■ **Task details**:
Locate each line of the material that contains "Income", then return it.

■ **Extracted entries**:
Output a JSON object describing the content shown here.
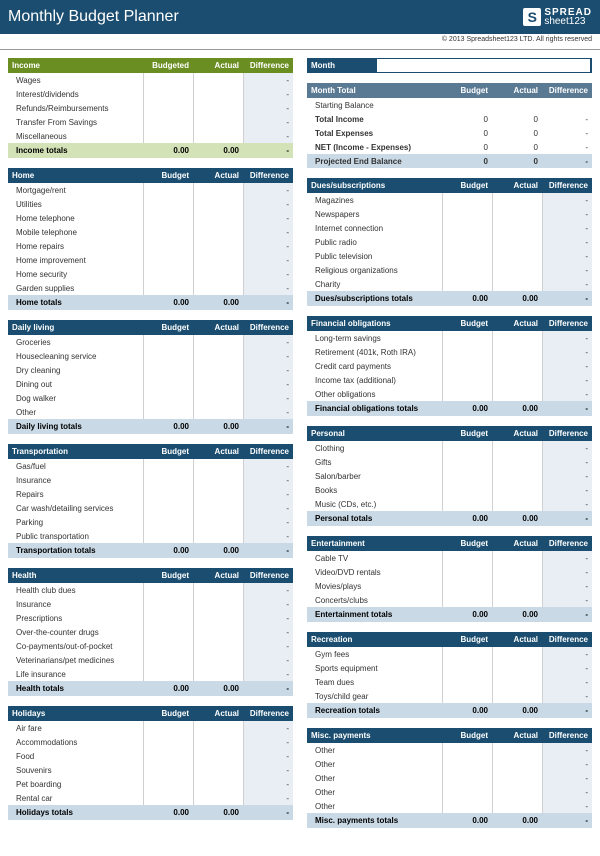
{
  "title": "Monthly Budget Planner",
  "logo": {
    "s": "S",
    "line1": "SPREAD",
    "line2": "sheet123"
  },
  "copyright": "© 2013 Spreadsheet123 LTD. All rights reserved",
  "cols": {
    "budget": "Budget",
    "budgeted": "Budgeted",
    "actual": "Actual",
    "diff": "Difference"
  },
  "zero": "0",
  "dash": "-",
  "zz": "0.00",
  "month": {
    "label": "Month",
    "totalHdr": "Month Total",
    "sb": "Starting Balance",
    "ti": "Total Income",
    "te": "Total Expenses",
    "net": "NET (Income - Expenses)",
    "proj": "Projected End Balance"
  },
  "left": [
    {
      "name": "Income",
      "green": true,
      "items": [
        "Wages",
        "Interest/dividends",
        "Refunds/Reimbursements",
        "Transfer From Savings",
        "Miscellaneous"
      ],
      "tot": "Income totals"
    },
    {
      "name": "Home",
      "items": [
        "Mortgage/rent",
        "Utilities",
        "Home telephone",
        "Mobile telephone",
        "Home repairs",
        "Home improvement",
        "Home security",
        "Garden supplies"
      ],
      "tot": "Home totals"
    },
    {
      "name": "Daily living",
      "items": [
        "Groceries",
        "Housecleaning service",
        "Dry cleaning",
        "Dining out",
        "Dog walker",
        "Other"
      ],
      "tot": "Daily living totals"
    },
    {
      "name": "Transportation",
      "items": [
        "Gas/fuel",
        "Insurance",
        "Repairs",
        "Car wash/detailing services",
        "Parking",
        "Public transportation"
      ],
      "tot": "Transportation totals"
    },
    {
      "name": "Health",
      "items": [
        "Health club dues",
        "Insurance",
        "Prescriptions",
        "Over-the-counter drugs",
        "Co-payments/out-of-pocket",
        "Veterinarians/pet medicines",
        "Life insurance"
      ],
      "tot": "Health totals"
    },
    {
      "name": "Holidays",
      "items": [
        "Air fare",
        "Accommodations",
        "Food",
        "Souvenirs",
        "Pet boarding",
        "Rental car"
      ],
      "tot": "Holidays totals"
    }
  ],
  "right": [
    {
      "name": "Dues/subscriptions",
      "items": [
        "Magazines",
        "Newspapers",
        "Internet connection",
        "Public radio",
        "Public television",
        "Religious organizations",
        "Charity"
      ],
      "tot": "Dues/subscriptions totals"
    },
    {
      "name": "Financial obligations",
      "items": [
        "Long-term savings",
        "Retirement (401k, Roth IRA)",
        "Credit card payments",
        "Income tax (additional)",
        "Other obligations"
      ],
      "tot": "Financial obligations totals"
    },
    {
      "name": "Personal",
      "items": [
        "Clothing",
        "Gifts",
        "Salon/barber",
        "Books",
        "Music (CDs, etc.)"
      ],
      "tot": "Personal totals"
    },
    {
      "name": "Entertainment",
      "items": [
        "Cable TV",
        "Video/DVD rentals",
        "Movies/plays",
        "Concerts/clubs"
      ],
      "tot": "Entertainment totals"
    },
    {
      "name": "Recreation",
      "items": [
        "Gym fees",
        "Sports equipment",
        "Team dues",
        "Toys/child gear"
      ],
      "tot": "Recreation totals"
    },
    {
      "name": "Misc. payments",
      "items": [
        "Other",
        "Other",
        "Other",
        "Other",
        "Other"
      ],
      "tot": "Misc. payments totals"
    }
  ]
}
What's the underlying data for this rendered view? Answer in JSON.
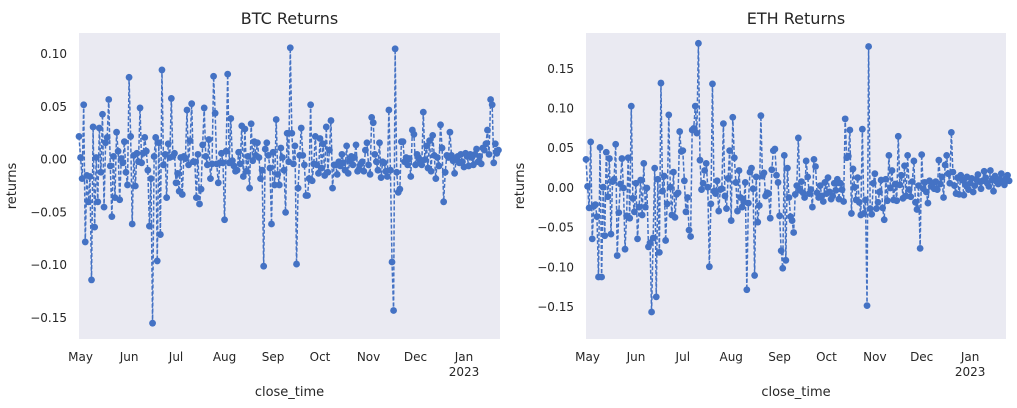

■ **Complete output**:
    "ti": "Total Income",
    "net": "NET (Income - Expenses)",
      "name": "Income",
      "tot": "Income totals"
        "Income tax (additional)",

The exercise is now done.